_Your goal_. Find the lines that hold "QUALITÄT". Report only how many there are.

_Entries shown_.
____

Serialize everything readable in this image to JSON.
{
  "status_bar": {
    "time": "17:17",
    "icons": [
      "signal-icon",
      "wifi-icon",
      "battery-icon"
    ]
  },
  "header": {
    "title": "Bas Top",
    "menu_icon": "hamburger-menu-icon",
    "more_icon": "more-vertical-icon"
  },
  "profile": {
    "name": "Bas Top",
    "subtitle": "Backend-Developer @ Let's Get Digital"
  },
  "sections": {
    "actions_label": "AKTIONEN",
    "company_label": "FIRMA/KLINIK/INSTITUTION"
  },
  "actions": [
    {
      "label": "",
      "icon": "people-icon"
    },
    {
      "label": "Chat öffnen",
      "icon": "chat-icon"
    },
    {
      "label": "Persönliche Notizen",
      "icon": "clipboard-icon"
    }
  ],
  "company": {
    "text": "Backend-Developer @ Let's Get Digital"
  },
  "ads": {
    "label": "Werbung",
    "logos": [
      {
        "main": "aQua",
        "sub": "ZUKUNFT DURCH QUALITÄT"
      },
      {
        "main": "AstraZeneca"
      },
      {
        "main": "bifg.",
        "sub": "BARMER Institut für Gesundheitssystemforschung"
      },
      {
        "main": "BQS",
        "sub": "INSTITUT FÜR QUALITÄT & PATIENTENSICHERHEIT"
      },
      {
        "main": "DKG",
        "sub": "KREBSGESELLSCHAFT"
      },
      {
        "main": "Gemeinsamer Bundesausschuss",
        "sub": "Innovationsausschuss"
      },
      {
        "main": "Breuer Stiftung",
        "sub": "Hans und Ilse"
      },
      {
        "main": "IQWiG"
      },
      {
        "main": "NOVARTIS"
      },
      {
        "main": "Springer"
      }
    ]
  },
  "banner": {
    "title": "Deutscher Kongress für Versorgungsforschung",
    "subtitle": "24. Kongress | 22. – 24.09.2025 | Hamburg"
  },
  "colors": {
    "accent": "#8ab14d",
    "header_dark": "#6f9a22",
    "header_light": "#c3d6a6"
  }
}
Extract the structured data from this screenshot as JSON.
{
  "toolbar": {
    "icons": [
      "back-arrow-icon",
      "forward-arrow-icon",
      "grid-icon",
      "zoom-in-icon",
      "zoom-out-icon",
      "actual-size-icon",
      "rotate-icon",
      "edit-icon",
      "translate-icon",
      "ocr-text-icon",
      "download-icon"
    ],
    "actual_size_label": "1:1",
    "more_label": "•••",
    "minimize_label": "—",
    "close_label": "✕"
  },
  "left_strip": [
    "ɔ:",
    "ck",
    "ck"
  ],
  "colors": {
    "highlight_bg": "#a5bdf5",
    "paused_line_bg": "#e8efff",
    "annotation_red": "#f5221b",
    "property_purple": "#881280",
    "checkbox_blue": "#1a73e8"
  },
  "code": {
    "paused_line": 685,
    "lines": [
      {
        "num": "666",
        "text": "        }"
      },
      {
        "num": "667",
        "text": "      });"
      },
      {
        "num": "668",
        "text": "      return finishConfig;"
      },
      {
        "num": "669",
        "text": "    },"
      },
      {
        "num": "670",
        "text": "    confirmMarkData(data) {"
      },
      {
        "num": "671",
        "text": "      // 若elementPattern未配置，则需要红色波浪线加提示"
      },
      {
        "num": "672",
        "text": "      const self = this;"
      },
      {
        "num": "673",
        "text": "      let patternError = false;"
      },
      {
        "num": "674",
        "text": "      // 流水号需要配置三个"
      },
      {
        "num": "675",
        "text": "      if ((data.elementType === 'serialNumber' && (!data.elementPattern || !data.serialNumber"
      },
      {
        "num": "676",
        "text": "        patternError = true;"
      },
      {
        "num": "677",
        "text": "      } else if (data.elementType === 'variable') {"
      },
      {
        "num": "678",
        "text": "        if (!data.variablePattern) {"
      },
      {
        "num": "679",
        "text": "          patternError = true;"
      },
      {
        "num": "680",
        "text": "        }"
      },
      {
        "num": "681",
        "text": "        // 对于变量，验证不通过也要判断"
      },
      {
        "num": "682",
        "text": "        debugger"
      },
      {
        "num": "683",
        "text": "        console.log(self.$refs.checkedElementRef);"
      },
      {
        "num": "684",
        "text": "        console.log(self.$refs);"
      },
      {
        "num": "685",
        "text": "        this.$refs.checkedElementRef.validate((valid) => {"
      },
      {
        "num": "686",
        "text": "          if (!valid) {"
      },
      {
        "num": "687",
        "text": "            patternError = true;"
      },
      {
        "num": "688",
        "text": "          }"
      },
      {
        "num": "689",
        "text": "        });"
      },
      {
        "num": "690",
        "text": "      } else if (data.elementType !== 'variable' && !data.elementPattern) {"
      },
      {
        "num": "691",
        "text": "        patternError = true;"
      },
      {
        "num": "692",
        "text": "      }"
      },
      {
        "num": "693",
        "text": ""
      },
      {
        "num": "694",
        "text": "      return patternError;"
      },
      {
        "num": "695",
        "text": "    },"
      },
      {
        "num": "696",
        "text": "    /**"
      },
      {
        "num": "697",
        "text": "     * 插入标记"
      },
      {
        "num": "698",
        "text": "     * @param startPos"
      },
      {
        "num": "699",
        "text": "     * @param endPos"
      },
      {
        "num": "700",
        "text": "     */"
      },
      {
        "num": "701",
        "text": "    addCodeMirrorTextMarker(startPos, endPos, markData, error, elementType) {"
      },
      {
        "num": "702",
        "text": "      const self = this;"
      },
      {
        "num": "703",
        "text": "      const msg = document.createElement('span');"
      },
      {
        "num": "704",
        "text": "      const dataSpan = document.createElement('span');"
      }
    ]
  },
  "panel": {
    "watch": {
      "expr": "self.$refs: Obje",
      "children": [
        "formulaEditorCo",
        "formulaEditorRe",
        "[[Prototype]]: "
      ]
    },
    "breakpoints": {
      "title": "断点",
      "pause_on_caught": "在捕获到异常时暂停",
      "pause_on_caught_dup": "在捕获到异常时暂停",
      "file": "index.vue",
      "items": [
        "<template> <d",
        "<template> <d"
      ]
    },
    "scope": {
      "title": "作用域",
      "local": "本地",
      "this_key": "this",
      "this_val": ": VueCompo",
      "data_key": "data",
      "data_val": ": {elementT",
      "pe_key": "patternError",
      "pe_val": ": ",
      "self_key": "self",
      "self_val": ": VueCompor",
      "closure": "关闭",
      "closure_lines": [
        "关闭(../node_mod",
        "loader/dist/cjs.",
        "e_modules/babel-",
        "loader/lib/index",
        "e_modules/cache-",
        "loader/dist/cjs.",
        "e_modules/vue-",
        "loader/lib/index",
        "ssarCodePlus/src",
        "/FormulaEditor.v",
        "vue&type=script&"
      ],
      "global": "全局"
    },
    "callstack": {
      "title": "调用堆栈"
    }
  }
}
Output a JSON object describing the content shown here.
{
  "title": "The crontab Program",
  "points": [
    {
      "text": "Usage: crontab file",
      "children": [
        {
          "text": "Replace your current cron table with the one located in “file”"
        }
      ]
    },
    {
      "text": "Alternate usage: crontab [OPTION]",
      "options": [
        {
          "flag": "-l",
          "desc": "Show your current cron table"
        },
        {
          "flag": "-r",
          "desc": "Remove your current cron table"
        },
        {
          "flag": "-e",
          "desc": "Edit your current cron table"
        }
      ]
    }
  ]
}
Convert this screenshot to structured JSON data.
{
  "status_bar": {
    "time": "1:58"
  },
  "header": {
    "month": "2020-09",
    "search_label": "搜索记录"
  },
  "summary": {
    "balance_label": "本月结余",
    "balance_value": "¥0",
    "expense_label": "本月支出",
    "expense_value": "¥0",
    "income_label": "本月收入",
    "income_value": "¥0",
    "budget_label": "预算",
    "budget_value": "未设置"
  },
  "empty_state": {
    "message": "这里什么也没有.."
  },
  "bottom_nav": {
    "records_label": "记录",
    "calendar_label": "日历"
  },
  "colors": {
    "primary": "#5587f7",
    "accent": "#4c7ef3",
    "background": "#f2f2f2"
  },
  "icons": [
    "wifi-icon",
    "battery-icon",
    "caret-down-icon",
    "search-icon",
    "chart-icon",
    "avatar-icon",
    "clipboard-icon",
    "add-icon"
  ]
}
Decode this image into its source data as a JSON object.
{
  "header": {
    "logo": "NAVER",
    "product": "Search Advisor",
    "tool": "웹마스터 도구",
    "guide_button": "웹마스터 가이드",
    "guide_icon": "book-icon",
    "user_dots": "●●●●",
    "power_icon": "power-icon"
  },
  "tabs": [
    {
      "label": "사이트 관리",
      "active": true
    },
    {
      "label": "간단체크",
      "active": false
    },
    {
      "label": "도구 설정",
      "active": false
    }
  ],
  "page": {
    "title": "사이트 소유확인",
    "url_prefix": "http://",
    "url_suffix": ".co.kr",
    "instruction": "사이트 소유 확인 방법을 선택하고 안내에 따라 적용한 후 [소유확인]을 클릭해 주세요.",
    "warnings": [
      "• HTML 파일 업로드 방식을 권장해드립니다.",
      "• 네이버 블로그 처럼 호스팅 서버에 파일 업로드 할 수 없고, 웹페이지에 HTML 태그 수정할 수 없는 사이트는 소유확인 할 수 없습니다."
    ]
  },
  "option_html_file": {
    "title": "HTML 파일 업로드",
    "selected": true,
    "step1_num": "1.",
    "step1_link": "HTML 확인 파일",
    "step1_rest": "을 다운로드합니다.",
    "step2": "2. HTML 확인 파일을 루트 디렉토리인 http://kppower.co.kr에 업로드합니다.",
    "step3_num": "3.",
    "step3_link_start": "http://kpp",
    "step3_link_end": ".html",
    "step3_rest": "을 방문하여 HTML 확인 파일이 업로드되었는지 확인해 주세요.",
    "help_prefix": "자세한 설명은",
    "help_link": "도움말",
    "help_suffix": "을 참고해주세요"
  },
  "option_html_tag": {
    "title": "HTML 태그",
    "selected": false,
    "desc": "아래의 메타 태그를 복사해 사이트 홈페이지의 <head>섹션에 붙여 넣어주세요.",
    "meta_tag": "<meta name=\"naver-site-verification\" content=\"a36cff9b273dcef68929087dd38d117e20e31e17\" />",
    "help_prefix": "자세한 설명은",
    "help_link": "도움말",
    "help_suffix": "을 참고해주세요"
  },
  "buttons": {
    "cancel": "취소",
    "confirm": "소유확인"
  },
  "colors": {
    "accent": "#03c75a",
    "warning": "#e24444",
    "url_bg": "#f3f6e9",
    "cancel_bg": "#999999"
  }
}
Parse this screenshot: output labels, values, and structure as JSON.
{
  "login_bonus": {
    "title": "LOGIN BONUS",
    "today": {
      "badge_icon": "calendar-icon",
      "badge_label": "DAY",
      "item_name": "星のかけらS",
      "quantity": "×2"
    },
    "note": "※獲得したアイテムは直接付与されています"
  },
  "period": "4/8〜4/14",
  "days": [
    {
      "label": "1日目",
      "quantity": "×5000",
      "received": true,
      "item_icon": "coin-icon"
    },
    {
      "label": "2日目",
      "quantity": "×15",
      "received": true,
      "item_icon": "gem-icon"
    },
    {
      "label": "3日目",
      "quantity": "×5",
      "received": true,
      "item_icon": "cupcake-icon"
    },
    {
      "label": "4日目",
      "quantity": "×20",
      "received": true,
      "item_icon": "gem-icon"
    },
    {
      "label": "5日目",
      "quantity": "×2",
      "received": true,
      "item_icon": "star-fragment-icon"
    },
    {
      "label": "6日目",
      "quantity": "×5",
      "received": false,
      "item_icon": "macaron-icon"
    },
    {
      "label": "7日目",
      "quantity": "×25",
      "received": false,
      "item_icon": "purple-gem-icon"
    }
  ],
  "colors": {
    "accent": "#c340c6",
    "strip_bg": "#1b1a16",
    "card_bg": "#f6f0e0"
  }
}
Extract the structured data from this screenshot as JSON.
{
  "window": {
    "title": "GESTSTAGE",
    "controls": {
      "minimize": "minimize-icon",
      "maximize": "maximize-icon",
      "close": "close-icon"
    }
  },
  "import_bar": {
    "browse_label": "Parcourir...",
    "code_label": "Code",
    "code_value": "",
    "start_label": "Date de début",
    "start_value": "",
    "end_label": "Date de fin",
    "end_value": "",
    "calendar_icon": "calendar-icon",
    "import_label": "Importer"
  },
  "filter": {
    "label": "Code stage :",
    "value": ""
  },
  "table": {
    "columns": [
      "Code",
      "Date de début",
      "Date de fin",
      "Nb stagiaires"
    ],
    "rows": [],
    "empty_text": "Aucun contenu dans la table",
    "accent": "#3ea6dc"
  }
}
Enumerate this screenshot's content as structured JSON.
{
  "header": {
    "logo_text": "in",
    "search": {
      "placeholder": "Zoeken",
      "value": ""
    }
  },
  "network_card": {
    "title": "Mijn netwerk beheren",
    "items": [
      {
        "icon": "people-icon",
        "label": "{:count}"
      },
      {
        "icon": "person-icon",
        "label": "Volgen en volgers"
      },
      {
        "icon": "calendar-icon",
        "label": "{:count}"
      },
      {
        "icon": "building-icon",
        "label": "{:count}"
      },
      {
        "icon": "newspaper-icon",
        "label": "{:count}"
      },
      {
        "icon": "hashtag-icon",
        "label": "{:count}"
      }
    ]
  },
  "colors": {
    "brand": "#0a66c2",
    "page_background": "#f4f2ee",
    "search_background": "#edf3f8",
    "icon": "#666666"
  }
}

____

_Response_. 2